== Dataset rows

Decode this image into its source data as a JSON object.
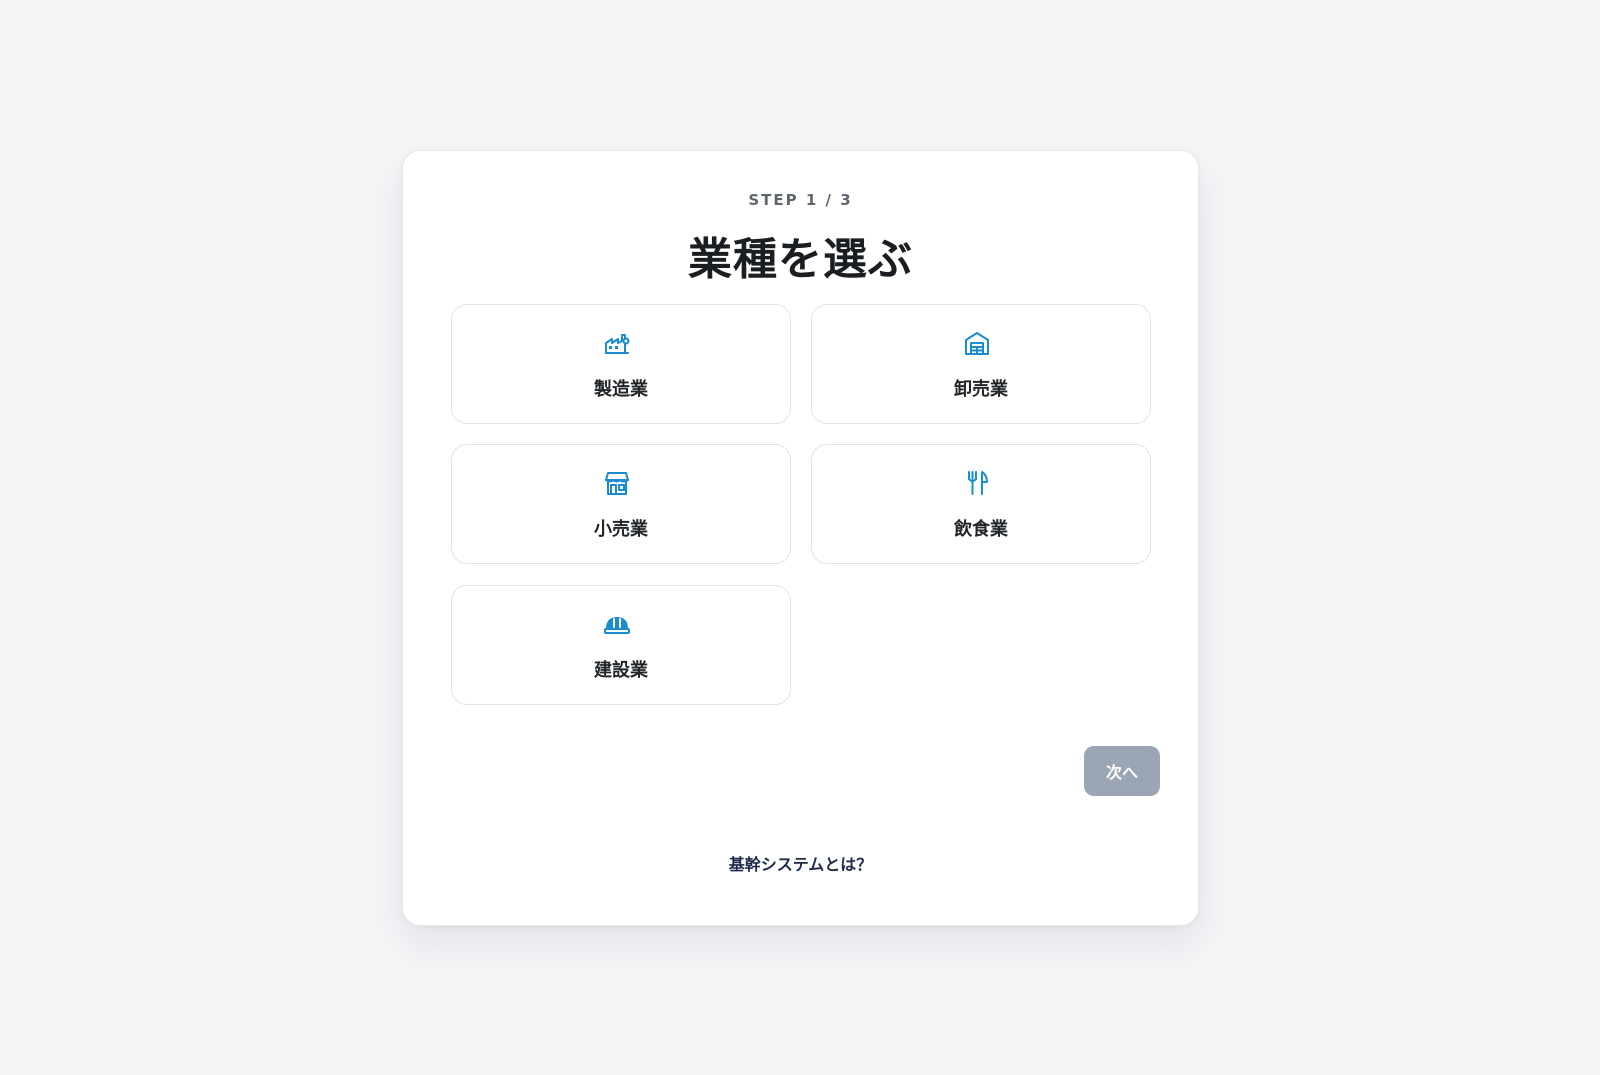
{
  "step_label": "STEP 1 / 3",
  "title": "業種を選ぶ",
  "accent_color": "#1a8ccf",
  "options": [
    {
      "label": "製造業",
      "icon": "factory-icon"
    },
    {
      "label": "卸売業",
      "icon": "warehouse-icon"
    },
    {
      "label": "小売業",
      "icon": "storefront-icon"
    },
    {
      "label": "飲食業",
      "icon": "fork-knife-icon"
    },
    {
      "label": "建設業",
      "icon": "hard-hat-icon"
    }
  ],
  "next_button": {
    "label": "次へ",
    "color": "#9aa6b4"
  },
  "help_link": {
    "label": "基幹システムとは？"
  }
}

====
== Dataset rows

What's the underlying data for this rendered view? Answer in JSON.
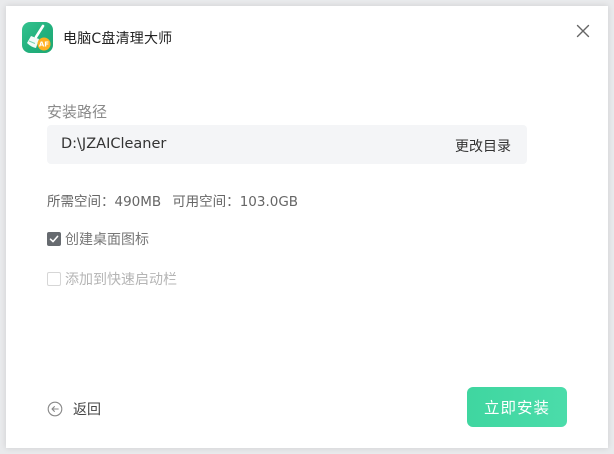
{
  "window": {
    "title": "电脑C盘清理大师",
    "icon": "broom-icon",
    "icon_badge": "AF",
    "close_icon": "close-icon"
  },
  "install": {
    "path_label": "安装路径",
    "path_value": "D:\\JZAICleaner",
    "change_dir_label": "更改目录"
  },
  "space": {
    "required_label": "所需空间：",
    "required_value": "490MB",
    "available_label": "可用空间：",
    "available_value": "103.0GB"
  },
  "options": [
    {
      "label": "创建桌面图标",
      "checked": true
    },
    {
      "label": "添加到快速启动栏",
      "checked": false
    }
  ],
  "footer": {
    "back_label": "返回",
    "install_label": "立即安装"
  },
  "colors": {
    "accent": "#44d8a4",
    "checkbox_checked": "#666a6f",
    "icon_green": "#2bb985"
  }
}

====
== Dataset rows

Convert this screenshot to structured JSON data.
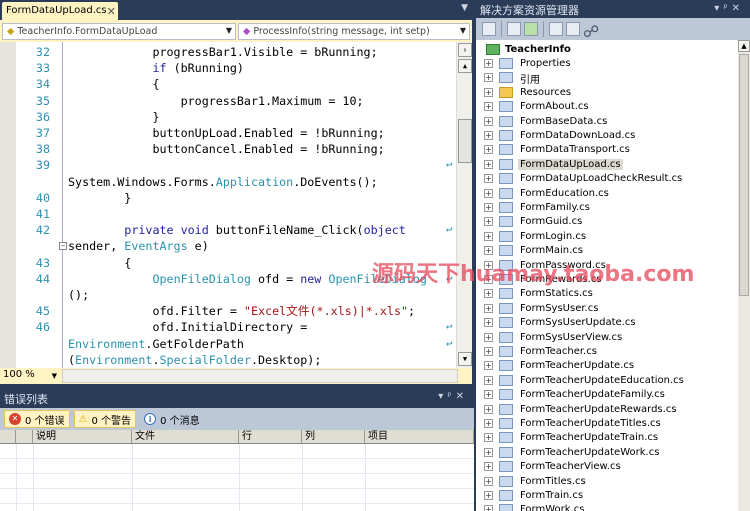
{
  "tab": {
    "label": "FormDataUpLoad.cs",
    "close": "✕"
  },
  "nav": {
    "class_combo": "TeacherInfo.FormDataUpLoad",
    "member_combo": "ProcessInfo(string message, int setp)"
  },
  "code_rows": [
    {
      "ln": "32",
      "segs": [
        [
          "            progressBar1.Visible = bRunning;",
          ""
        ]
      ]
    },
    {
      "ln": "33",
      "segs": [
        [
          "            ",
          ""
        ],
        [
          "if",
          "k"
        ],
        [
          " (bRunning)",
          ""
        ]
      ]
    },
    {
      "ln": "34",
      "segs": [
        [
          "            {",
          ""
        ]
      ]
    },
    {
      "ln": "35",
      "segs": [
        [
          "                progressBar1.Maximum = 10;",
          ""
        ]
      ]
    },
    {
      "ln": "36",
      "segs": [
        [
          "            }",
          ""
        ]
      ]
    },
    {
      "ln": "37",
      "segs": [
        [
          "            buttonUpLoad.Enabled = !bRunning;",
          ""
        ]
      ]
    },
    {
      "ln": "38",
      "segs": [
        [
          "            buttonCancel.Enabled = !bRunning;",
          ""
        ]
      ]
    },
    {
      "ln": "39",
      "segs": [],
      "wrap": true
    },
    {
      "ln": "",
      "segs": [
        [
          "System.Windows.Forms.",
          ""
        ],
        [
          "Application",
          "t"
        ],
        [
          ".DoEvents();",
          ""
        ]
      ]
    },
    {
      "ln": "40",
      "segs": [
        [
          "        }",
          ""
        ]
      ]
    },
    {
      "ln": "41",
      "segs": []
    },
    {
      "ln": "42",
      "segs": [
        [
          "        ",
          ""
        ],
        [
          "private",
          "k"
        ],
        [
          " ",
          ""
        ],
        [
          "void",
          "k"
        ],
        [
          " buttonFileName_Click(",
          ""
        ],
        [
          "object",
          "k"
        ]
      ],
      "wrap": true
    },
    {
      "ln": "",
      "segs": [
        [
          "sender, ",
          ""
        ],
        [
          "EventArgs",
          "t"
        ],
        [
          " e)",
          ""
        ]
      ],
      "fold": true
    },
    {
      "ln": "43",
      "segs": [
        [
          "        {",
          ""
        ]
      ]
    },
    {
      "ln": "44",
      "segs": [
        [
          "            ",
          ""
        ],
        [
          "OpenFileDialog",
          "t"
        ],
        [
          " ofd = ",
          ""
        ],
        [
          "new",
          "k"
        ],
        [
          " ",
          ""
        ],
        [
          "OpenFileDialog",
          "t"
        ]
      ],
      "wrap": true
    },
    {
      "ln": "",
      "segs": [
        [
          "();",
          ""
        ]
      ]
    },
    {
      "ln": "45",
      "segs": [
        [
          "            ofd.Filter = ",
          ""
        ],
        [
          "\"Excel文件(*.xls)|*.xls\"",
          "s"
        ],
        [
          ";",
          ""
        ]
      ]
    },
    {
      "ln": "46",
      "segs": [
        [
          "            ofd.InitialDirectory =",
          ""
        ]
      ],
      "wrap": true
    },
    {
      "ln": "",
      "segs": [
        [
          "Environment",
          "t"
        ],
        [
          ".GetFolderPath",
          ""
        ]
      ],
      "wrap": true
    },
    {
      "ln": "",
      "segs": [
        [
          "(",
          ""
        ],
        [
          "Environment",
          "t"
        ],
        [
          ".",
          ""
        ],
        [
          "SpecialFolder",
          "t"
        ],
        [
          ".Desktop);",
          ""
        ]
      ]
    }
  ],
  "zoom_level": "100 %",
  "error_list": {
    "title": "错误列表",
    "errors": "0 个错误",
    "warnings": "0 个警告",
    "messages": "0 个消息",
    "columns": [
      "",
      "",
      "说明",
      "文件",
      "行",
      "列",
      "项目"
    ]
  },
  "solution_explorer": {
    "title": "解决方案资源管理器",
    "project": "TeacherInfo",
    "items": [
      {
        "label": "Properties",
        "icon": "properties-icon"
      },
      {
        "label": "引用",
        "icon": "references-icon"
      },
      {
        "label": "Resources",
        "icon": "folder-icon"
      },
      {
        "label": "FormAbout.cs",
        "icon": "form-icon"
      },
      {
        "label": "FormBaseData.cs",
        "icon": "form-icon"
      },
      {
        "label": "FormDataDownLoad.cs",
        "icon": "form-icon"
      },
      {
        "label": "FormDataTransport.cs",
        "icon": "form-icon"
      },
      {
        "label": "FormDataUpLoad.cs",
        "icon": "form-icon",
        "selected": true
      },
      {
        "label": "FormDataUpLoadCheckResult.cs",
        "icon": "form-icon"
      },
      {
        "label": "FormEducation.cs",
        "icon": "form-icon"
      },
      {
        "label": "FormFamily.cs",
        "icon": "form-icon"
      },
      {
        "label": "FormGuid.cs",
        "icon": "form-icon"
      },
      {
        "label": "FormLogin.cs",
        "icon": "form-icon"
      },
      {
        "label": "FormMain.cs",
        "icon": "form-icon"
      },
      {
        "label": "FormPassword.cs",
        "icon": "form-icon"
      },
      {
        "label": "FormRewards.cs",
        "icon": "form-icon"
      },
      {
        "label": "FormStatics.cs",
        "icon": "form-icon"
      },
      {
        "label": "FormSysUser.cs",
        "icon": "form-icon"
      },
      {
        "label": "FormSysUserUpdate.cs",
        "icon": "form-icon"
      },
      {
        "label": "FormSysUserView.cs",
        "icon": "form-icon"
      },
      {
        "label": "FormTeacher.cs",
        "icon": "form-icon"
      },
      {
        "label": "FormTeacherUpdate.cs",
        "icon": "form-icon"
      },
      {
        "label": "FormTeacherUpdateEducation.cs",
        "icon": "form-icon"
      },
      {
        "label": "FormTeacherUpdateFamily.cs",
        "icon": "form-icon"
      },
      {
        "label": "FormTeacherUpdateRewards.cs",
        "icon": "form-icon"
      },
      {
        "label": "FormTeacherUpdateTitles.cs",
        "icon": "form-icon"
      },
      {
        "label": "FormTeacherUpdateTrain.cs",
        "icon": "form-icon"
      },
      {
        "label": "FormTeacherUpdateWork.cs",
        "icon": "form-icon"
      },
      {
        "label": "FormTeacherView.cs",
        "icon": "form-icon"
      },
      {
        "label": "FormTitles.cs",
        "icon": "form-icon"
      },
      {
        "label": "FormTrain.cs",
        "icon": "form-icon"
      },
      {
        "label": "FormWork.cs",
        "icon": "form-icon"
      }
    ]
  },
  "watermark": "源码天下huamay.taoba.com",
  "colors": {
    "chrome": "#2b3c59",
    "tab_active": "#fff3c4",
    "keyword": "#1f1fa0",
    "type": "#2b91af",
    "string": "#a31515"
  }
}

====

● Problem description: Give solely the number of lines in the data that contain the string "object".

● Task response: 2